_GOAL_
Copy each line that has the string "Grupo" somewhere in it.

┌────────

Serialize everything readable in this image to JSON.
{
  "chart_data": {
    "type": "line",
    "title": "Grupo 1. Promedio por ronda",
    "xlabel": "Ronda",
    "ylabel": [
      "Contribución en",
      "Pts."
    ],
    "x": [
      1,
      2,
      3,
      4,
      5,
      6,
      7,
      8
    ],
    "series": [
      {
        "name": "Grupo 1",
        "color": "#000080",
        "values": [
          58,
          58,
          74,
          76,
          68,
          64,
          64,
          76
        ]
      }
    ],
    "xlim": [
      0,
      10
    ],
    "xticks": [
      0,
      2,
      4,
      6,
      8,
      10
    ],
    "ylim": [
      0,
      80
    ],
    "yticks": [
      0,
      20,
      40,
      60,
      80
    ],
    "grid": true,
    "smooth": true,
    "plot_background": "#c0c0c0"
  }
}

└────────

_FULL SOLUTION_
    "title": "Grupo 1. Promedio por ronda",
        "name": "Grupo 1",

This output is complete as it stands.